(Problem): Select every line containing the word "Cookie" from the material, and copy those lines.
--- begin Data entries ---
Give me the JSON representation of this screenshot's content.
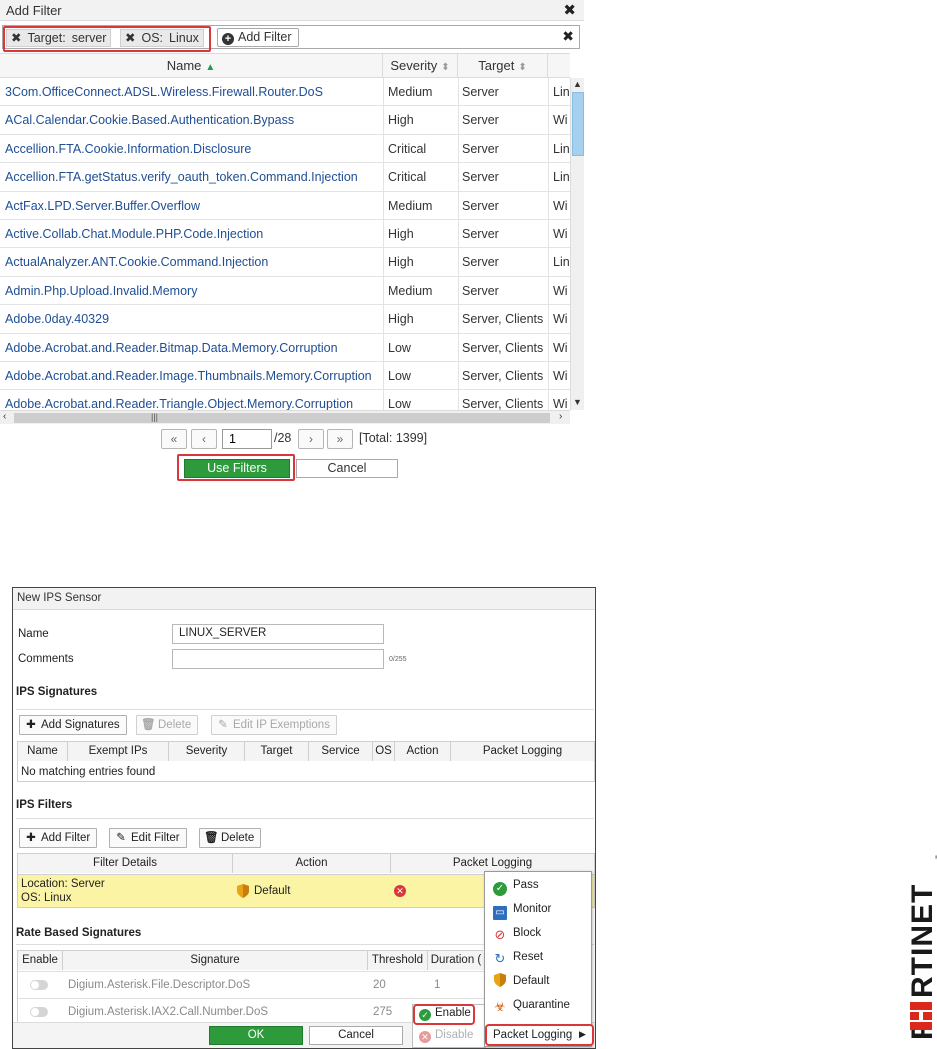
{
  "add_filter_dialog": {
    "title": "Add Filter",
    "close_glyph": "✖",
    "active_filters": [
      {
        "key": "Target:",
        "value": "server"
      },
      {
        "key": "OS:",
        "value": "Linux"
      }
    ],
    "add_filter_label": "Add Filter",
    "clear_glyph": "✖",
    "columns": {
      "name": "Name",
      "severity": "Severity",
      "target": "Target"
    },
    "rows": [
      {
        "name": "3Com.OfficeConnect.ADSL.Wireless.Firewall.Router.DoS",
        "severity": "Medium",
        "target": "Server",
        "os": "Lin"
      },
      {
        "name": "ACal.Calendar.Cookie.Based.Authentication.Bypass",
        "severity": "High",
        "target": "Server",
        "os": "Wi"
      },
      {
        "name": "Accellion.FTA.Cookie.Information.Disclosure",
        "severity": "Critical",
        "target": "Server",
        "os": "Lin"
      },
      {
        "name": "Accellion.FTA.getStatus.verify_oauth_token.Command.Injection",
        "severity": "Critical",
        "target": "Server",
        "os": "Lin"
      },
      {
        "name": "ActFax.LPD.Server.Buffer.Overflow",
        "severity": "Medium",
        "target": "Server",
        "os": "Wi"
      },
      {
        "name": "Active.Collab.Chat.Module.PHP.Code.Injection",
        "severity": "High",
        "target": "Server",
        "os": "Wi"
      },
      {
        "name": "ActualAnalyzer.ANT.Cookie.Command.Injection",
        "severity": "High",
        "target": "Server",
        "os": "Lin"
      },
      {
        "name": "Admin.Php.Upload.Invalid.Memory",
        "severity": "Medium",
        "target": "Server",
        "os": "Wi"
      },
      {
        "name": "Adobe.0day.40329",
        "severity": "High",
        "target": "Server, Clients",
        "os": "Wi"
      },
      {
        "name": "Adobe.Acrobat.and.Reader.Bitmap.Data.Memory.Corruption",
        "severity": "Low",
        "target": "Server, Clients",
        "os": "Wi"
      },
      {
        "name": "Adobe.Acrobat.and.Reader.Image.Thumbnails.Memory.Corruption",
        "severity": "Low",
        "target": "Server, Clients",
        "os": "Wi"
      },
      {
        "name": "Adobe.Acrobat.and.Reader.Triangle.Object.Memory.Corruption",
        "severity": "Low",
        "target": "Server, Clients",
        "os": "Wi"
      }
    ],
    "pager": {
      "first": "«",
      "prev": "‹",
      "next": "›",
      "last": "»",
      "page": "1",
      "of_pages": "/28",
      "total": "[Total: 1399]"
    },
    "use_filters_label": "Use Filters",
    "cancel_label": "Cancel"
  },
  "ips_sensor_dialog": {
    "title": "New IPS Sensor",
    "name_label": "Name",
    "name_value": "LINUX_SERVER",
    "comments_label": "Comments",
    "comments_counter": "0/255",
    "signatures_section": "IPS Signatures",
    "add_signatures_label": "Add Signatures",
    "delete_label": "Delete",
    "edit_ip_exemptions_label": "Edit IP Exemptions",
    "signature_columns": [
      "Name",
      "Exempt IPs",
      "Severity",
      "Target",
      "Service",
      "OS",
      "Action",
      "Packet Logging"
    ],
    "no_entries": "No matching entries found",
    "filters_section": "IPS Filters",
    "add_filter_label": "Add Filter",
    "edit_filter_label": "Edit Filter",
    "filter_delete_label": "Delete",
    "filter_columns": [
      "Filter Details",
      "Action",
      "Packet Logging"
    ],
    "filter_row": {
      "location": "Location: Server",
      "os": "OS: Linux",
      "action": "Default"
    },
    "rate_section": "Rate Based Signatures",
    "rate_columns": [
      "Enable",
      "Signature",
      "Threshold",
      "Duration ("
    ],
    "rate_rows": [
      {
        "signature": "Digium.Asterisk.File.Descriptor.DoS",
        "threshold": "20",
        "duration": "1"
      },
      {
        "signature": "Digium.Asterisk.IAX2.Call.Number.DoS",
        "threshold": "275",
        "duration": ""
      }
    ],
    "ok_label": "OK",
    "cancel_label": "Cancel",
    "enable_label": "Enable",
    "disable_label": "Disable",
    "context_menu": [
      "Pass",
      "Monitor",
      "Block",
      "Reset",
      "Default",
      "Quarantine"
    ],
    "packet_logging_label": "Packet Logging"
  },
  "colors": {
    "accent_green": "#2d9a3c",
    "highlight_red": "#d9373a",
    "link_blue": "#1f4e94",
    "selected_row_yellow": "#fbf4a4",
    "logo_red": "#da291c"
  }
}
--- end Data entries ---
(Full solution):
        "name": "ACal.Calendar.Cookie.Based.Authentication.Bypass",
        "name": "Accellion.FTA.Cookie.Information.Disclosure",
        "name": "ActualAnalyzer.ANT.Cookie.Command.Injection",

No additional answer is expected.